## Begin RECORDED INFORMATION
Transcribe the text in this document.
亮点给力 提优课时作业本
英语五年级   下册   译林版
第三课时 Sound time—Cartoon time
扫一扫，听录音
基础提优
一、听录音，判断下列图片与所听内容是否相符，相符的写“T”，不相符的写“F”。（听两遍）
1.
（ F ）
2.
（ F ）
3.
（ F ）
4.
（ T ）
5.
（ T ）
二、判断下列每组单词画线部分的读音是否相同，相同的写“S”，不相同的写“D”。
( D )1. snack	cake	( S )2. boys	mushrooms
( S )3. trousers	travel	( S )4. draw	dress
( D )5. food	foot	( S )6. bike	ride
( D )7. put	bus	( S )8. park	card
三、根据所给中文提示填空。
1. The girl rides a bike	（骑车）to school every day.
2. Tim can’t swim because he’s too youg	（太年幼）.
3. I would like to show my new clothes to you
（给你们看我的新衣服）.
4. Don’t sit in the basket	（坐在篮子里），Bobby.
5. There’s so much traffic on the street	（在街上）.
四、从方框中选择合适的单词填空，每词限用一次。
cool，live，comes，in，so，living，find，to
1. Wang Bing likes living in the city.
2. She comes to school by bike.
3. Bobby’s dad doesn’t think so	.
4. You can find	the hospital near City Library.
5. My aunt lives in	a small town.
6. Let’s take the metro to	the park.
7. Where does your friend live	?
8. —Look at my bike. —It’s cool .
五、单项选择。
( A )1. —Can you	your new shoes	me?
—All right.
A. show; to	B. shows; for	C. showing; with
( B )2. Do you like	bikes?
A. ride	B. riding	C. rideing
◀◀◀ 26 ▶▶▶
## End RECORDED INFORMATION
• EXERCISE TASK:
Copy out all of the records shown above exactly.

• EXPECTED ANSWER:
Transcribe the text in this document.
亮点给力 提优课时作业本
英语五年级   下册   译林版
第三课时 Sound time—Cartoon time
扫一扫，听录音
基础提优
一、听录音，判断下列图片与所听内容是否相符，相符的写“T”，不相符的写“F”。（听两遍）
1.
（ F ）
2.
（ F ）
3.
（ F ）
4.
（ T ）
5.
（ T ）
二、判断下列每组单词画线部分的读音是否相同，相同的写“S”，不相同的写“D”。
( D )1. snack	cake	( S )2. boys	mushrooms
( S )3. trousers	travel	( S )4. draw	dress
( D )5. food	foot	( S )6. bike	ride
( D )7. put	bus	( S )8. park	card
三、根据所给中文提示填空。
1. The girl rides a bike	（骑车）to school every day.
2. Tim can’t swim because he’s too youg	（太年幼）.
3. I would like to show my new clothes to you
（给你们看我的新衣服）.
4. Don’t sit in the basket	（坐在篮子里），Bobby.
5. There’s so much traffic on the street	（在街上）.
四、从方框中选择合适的单词填空，每词限用一次。
cool，live，comes，in，so，living，find，to
1. Wang Bing likes living in the city.
2. She comes to school by bike.
3. Bobby’s dad doesn’t think so	.
4. You can find	the hospital near City Library.
5. My aunt lives in	a small town.
6. Let’s take the metro to	the park.
7. Where does your friend live	?
8. —Look at my bike. —It’s cool .
五、单项选择。
( A )1. —Can you	your new shoes	me?
—All right.
A. show; to	B. shows; for	C. showing; with
( B )2. Do you like	bikes?
A. ride	B. riding	C. rideing
◀◀◀ 26 ▶▶▶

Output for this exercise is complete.